→ Directions for this task
Go through the listing and return every line with "data" in it.

→ Records for this exercise
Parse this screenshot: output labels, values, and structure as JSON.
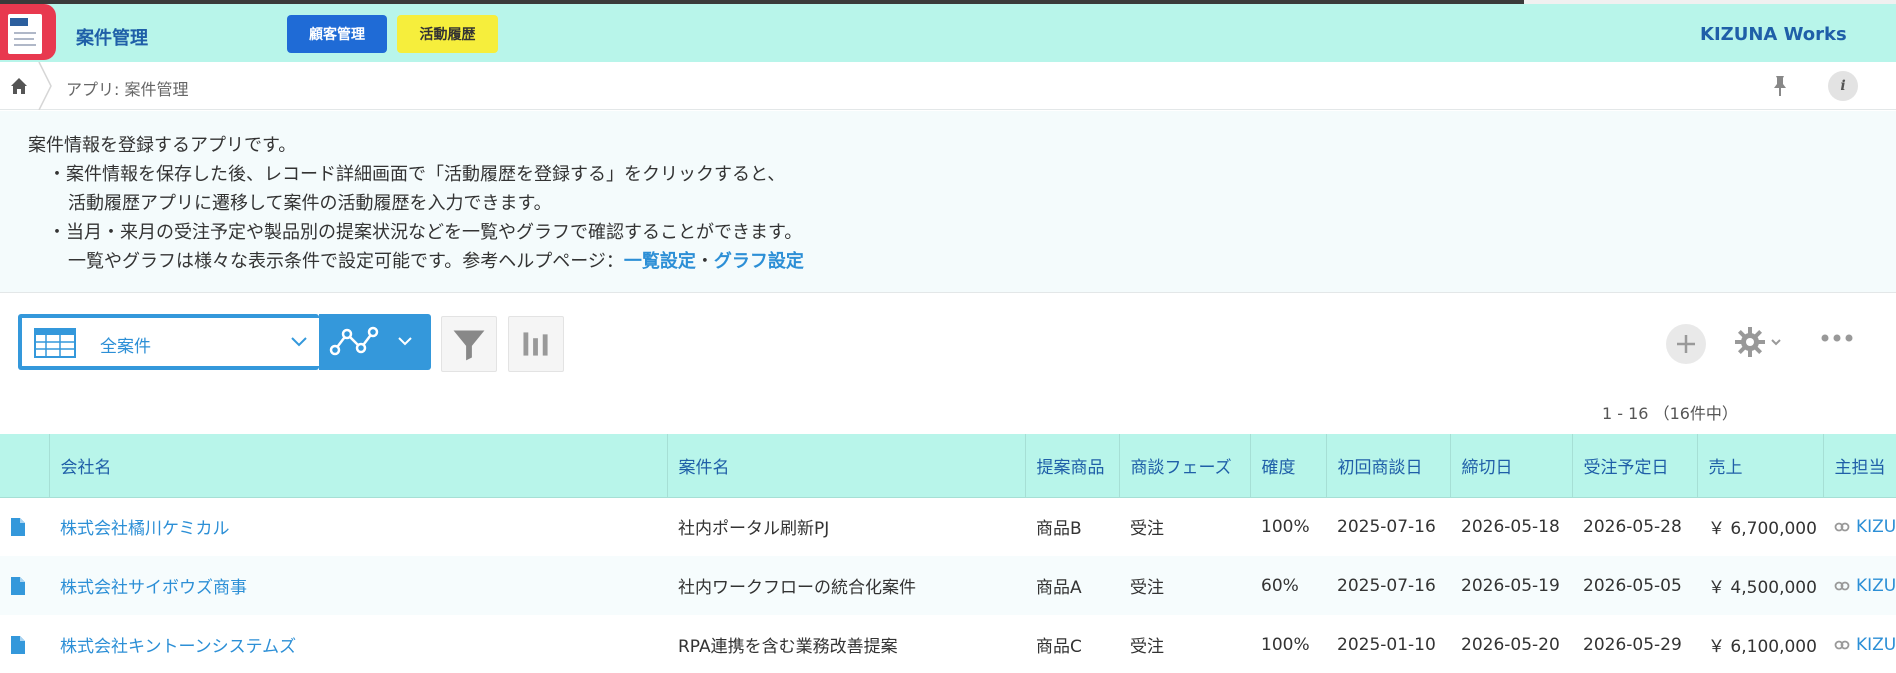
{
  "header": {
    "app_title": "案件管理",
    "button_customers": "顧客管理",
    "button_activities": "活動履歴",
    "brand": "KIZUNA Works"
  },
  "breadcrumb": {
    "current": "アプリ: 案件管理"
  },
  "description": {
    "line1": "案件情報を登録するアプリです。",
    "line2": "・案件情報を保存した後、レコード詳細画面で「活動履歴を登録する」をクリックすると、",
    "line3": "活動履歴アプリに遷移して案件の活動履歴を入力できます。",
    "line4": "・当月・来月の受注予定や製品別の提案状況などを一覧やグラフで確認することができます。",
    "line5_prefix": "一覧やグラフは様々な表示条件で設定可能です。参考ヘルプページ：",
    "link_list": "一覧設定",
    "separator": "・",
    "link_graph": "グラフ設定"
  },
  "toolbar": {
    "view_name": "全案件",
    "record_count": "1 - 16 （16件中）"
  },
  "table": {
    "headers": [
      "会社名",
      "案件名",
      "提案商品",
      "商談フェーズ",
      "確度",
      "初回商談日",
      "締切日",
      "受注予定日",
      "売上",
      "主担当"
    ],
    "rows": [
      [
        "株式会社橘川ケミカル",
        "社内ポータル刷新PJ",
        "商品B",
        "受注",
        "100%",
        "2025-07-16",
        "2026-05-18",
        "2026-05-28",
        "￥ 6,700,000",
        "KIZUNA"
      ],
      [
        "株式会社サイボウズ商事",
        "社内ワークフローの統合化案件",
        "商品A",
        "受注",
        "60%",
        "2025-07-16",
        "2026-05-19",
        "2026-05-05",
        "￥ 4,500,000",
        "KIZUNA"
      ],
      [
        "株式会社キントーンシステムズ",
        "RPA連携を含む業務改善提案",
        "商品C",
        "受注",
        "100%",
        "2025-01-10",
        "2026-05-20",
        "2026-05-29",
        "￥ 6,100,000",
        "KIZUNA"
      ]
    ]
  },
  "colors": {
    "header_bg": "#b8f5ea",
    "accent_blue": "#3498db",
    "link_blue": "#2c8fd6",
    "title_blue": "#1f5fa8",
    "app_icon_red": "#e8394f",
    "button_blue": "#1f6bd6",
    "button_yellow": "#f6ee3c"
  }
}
--
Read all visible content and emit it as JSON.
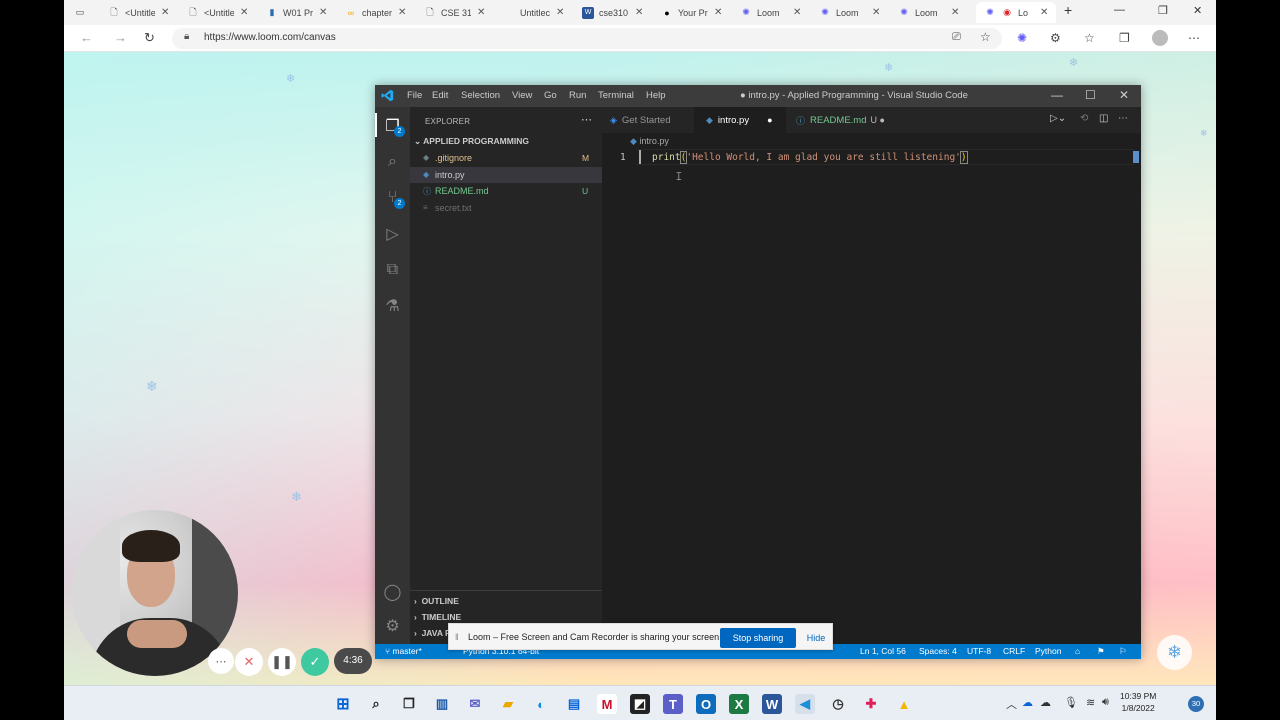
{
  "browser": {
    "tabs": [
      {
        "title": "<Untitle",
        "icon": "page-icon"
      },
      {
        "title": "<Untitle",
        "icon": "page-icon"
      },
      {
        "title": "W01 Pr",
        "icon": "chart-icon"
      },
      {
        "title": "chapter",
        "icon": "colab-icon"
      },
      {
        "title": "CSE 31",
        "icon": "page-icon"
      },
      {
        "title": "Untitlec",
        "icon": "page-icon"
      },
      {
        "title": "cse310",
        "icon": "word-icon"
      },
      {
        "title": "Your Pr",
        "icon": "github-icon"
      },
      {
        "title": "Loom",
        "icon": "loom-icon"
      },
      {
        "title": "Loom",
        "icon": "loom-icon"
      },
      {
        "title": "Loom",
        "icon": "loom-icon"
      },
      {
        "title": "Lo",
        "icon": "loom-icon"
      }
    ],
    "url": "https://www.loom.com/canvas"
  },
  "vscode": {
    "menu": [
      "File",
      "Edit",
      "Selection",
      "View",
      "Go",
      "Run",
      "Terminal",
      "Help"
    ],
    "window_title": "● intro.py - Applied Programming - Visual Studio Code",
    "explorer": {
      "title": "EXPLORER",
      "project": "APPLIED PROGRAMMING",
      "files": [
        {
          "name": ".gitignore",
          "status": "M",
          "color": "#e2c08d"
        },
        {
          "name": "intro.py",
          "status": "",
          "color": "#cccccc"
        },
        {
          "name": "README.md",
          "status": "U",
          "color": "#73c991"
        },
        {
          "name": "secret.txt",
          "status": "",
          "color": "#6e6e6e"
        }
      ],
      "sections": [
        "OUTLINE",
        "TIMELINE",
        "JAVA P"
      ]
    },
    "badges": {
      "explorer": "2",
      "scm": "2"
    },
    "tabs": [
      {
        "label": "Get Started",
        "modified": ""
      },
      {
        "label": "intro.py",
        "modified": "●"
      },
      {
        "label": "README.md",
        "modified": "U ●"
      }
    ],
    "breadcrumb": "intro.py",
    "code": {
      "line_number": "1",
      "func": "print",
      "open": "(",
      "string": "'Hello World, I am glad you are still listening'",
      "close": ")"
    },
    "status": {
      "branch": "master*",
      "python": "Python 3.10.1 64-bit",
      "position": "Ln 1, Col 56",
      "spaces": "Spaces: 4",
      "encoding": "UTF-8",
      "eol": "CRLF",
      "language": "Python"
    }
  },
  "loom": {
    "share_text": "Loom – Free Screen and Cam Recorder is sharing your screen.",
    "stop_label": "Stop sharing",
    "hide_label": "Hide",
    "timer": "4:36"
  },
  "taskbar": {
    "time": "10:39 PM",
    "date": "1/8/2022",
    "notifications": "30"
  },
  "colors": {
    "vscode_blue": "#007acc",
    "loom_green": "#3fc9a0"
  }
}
--
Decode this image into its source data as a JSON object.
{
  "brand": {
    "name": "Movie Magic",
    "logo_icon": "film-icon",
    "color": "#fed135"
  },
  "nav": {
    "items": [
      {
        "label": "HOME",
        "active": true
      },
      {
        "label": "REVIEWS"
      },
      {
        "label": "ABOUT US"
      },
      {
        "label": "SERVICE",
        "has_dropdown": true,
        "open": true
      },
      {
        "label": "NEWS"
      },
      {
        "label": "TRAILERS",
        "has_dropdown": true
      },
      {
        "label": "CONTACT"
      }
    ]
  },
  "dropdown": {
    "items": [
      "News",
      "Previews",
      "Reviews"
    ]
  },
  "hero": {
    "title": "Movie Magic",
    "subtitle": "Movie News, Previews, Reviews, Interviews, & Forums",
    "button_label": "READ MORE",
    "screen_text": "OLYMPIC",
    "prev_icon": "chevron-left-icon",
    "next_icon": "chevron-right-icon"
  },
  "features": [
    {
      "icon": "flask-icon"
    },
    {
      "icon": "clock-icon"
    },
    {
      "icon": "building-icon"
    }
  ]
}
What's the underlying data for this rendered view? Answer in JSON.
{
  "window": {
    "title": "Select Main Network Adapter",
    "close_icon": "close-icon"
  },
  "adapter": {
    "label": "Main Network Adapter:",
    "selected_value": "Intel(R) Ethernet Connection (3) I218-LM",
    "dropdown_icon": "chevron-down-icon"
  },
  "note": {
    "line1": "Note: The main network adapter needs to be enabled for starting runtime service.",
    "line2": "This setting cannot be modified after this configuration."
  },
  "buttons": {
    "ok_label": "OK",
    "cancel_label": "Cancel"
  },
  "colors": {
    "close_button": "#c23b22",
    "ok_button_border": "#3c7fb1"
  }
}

→ Output
Decode this image into its source data as a JSON object.
What's the underlying data for this rendered view? Answer in JSON.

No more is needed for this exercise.